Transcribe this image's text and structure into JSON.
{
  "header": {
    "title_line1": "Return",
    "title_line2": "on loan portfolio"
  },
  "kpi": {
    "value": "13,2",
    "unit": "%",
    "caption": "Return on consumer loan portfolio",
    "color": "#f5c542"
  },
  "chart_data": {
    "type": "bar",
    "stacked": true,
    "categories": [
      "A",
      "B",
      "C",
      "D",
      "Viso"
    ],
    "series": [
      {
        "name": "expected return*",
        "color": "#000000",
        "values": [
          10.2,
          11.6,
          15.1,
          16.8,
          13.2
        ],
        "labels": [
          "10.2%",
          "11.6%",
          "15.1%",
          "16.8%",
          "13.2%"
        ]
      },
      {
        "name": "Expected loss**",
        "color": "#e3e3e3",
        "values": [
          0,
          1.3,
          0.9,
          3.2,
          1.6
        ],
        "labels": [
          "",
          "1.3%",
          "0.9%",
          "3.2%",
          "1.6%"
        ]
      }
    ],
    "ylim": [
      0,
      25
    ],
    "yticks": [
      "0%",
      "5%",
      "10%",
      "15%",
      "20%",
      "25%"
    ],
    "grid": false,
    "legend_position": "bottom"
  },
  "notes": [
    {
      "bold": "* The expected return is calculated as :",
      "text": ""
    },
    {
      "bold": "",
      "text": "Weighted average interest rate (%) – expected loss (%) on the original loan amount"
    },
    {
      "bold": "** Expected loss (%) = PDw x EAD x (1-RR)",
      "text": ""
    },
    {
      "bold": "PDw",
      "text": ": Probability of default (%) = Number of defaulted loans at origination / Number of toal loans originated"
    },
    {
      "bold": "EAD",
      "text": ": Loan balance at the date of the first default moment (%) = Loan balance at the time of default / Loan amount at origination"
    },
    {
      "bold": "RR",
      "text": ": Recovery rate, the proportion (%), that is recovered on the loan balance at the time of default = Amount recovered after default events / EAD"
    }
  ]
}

-.-.-

## Short task
All lines in the data that contain the word "balance" should be copied.

## Task output
      "text": ": Loan balance at the date of the first default moment (%) = Loan balance at the time of default / Loan amount at origination"
      "text": ": Recovery rate, the proportion (%), that is recovered on the loan balance at the time of default = Amount recovered after default events / EAD"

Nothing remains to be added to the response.